* _Stated task 1_:
From the entries below, copy out the lines starting with the one that contains "- Bar: [263, 390, 286, 395]" and continuing through the one that contains "- Text: 5A, ALVERLEY", with both of those lines included.

------ Selected text

Nvidia rival Cerebras says it's revived Moore's Law with third-gen waferscale chips

Startup is also working with Qualcomm on optimized models for its Cloud AI 100 Ultra inference chips

Cerebras revealed its latest dinner-plate sized AI chip on Wednesday, which it claims offers twice the performance per watt of its predecessor, alongside a collaboration with Qualcomm aimed at accelerating machine learning inferencing.

The chip, dubbed the WSE-3, is Cerebras' third-gen waferscale processor and measures in at a whopping 46,225mm2 (that's about 71.6 inches2 in freedom units.) The 4 trillion transistor part is fabbed on TSMC's 5nm process and is imprinted with 900,000 cores and 44GB of SRAM, good for 125 AI petaFLOPS of performance, which in this case refers to highly sparse FP16 — more on that in a minute.

Cerebras claims its CS-3 Systems are twice as fast as its predecessor (click to enlarge)

A single WSE-3 forms the basis of Cerebras' new CS-3 platform, which it claims offers 2x higher performance, while consuming the same 23kW as the older CS-2 platform. "So, this would be a true Moore's Law step," CEO Andrew Feldman boasted during a press briefing Tuesday. "We haven't seen that in a long time in our industry."

Compared to Nvidia's H100, the WSE-3 is roughly 57x larger and boasts roughly 62x the sparse FP16 performance. But considering the CS-3's size and power consumption, it might be more accurate to compare it to a pair of 8U DGX systems [PDF] with a total of 16 H100s inside. In this comparison, the CS-3 is still about 4x faster, but that's only when looking at sparse FP16 performance.

------------
------ Stored data

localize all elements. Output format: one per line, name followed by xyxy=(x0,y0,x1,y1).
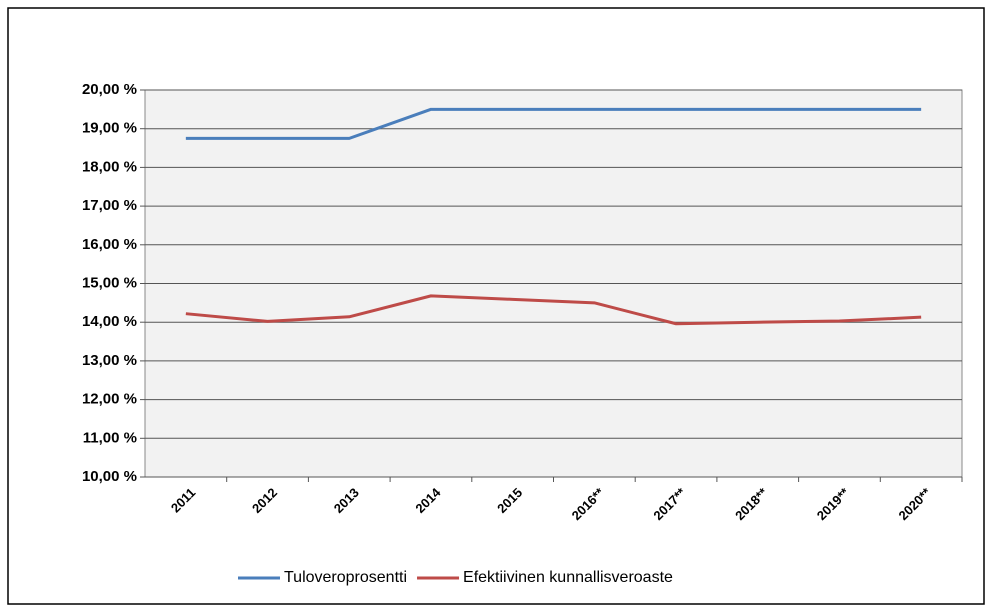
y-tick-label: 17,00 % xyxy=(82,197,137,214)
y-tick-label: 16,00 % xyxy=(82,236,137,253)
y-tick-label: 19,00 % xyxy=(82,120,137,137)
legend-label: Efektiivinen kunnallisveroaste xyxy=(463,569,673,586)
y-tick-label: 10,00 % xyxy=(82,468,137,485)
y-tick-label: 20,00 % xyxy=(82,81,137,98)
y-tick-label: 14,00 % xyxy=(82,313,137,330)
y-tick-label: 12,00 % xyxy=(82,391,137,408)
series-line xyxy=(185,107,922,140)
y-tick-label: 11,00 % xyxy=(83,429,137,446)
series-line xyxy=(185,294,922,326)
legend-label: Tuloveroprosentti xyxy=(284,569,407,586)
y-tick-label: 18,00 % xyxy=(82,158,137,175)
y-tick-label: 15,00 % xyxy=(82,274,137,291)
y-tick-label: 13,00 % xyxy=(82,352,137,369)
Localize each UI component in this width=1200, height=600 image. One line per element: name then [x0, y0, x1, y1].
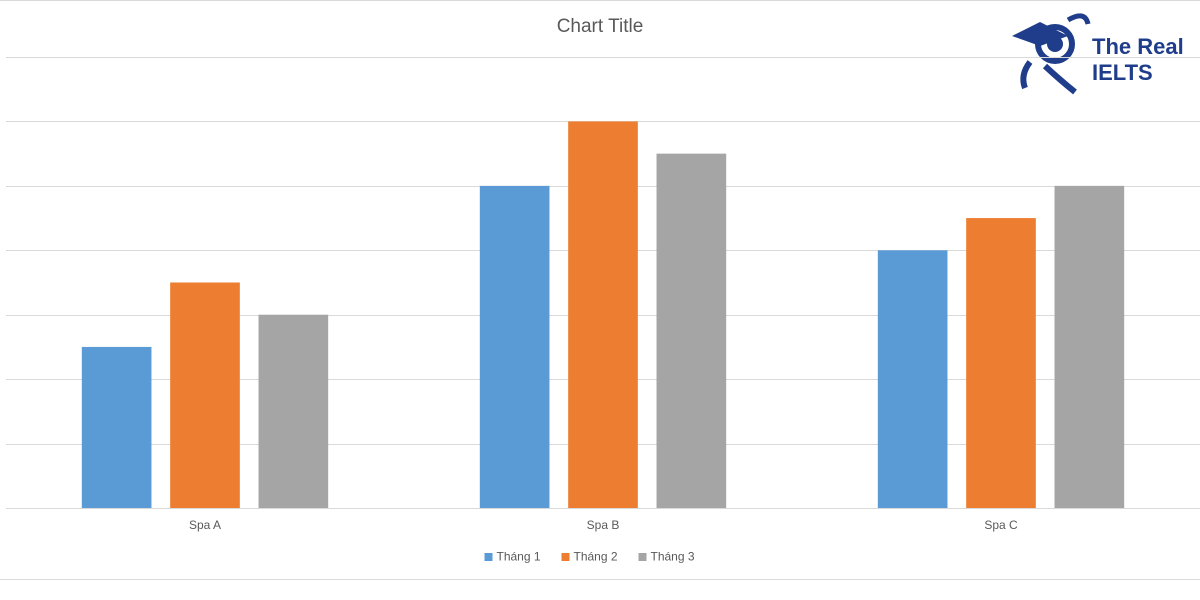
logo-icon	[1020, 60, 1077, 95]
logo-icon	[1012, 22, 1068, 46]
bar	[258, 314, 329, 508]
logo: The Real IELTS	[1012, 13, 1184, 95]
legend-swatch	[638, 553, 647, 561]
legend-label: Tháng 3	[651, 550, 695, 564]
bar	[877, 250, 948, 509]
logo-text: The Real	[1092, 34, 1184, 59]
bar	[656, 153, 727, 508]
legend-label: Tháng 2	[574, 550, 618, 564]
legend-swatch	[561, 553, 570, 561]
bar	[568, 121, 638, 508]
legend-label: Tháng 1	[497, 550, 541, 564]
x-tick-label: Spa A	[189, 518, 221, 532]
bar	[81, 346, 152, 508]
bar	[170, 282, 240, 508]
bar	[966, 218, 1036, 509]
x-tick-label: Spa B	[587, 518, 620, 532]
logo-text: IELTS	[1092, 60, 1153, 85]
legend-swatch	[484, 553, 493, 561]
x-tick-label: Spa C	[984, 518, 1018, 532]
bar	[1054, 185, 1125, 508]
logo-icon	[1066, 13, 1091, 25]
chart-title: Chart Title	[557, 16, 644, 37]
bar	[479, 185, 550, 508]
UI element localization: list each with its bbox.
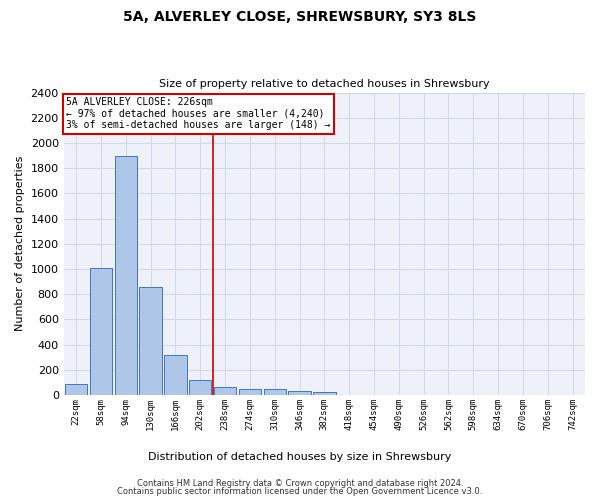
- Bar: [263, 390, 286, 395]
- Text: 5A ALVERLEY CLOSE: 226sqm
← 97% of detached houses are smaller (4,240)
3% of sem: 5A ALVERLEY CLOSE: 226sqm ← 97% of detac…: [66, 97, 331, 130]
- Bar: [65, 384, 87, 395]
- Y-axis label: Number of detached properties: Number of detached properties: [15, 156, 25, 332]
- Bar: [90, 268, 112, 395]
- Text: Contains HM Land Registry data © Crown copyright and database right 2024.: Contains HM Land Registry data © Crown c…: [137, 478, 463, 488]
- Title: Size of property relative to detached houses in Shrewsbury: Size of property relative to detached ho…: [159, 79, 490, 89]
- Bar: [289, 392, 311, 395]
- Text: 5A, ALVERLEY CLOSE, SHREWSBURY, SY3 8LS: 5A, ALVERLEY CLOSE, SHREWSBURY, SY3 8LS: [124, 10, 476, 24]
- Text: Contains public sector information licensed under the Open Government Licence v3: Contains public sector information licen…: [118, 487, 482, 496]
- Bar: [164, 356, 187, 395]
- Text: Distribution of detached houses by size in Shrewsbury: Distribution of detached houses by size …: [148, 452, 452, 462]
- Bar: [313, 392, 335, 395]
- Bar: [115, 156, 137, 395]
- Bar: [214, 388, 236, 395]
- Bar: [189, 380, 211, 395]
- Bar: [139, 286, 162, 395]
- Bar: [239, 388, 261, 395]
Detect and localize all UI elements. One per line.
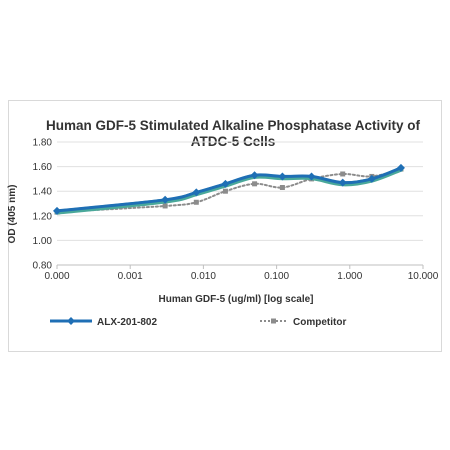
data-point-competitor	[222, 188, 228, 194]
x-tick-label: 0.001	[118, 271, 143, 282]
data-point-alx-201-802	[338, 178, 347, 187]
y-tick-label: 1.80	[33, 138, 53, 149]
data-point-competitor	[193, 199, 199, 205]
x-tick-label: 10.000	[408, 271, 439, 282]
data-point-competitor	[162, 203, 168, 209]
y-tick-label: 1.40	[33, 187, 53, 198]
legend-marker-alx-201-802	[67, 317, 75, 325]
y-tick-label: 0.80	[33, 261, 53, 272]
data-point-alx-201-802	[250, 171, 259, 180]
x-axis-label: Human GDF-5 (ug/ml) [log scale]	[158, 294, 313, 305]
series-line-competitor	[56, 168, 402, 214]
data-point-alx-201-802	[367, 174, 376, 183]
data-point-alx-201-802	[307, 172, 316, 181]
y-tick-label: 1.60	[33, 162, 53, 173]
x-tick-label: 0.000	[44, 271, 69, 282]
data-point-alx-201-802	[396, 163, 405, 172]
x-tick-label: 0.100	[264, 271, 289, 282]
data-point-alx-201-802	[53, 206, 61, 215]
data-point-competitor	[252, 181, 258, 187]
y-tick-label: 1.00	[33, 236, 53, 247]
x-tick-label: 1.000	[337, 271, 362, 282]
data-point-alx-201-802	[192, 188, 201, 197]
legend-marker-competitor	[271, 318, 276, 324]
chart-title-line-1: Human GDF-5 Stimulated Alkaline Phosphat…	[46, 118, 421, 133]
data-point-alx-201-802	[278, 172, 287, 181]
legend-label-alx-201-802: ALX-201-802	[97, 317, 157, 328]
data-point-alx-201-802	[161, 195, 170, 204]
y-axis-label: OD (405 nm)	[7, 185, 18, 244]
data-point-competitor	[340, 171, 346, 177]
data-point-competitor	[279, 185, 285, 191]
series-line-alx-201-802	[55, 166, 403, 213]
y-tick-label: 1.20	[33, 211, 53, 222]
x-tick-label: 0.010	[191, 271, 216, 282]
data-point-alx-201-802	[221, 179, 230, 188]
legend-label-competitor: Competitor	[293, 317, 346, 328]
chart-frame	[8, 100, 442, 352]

------------

* _Stated task 2_:
Answer these questions on the Cerebras article:
(a) How many cores is the WSE-3 imprinted with?
(b) How much power does the CS-3 platform consume?
(c) Roughly how many times larger than Nvidia's H100 is the WSE-3?

* _Full response 1_:
- Bar: [263, 390, 286, 395]
- Text: 5A ALVERLEY CLOSE: 226sqm
← 97% of detached houses are smaller (4,240)
3% of sem: 5A ALVERLEY CLOSE: 226sqm ← 97% of detac…: [66, 97, 331, 130]
- Bar: [65, 384, 87, 395]
- Y-axis label: Number of detached properties: Number of detached properties: [15, 156, 25, 332]
- Bar: [90, 268, 112, 395]
- Text: Contains HM Land Registry data © Crown copyright and database right 2024.: Contains HM Land Registry data © Crown c…: [137, 478, 463, 488]
- Title: Size of property relative to detached houses in Shrewsbury: Size of property relative to detached ho…: [159, 79, 490, 89]
- Bar: [289, 392, 311, 395]
- Text: 5A, ALVERLEY CLOSE, SHREWSBURY, SY3 8LS: 5A, ALVERLEY CLOSE, SHREWSBURY, SY3 8LS: [124, 10, 476, 24]

* _Full response 2_:
(a) 900,000 cores.
(b) 23kW, the same as the older CS-2 platform.
(c) Roughly 57 times larger.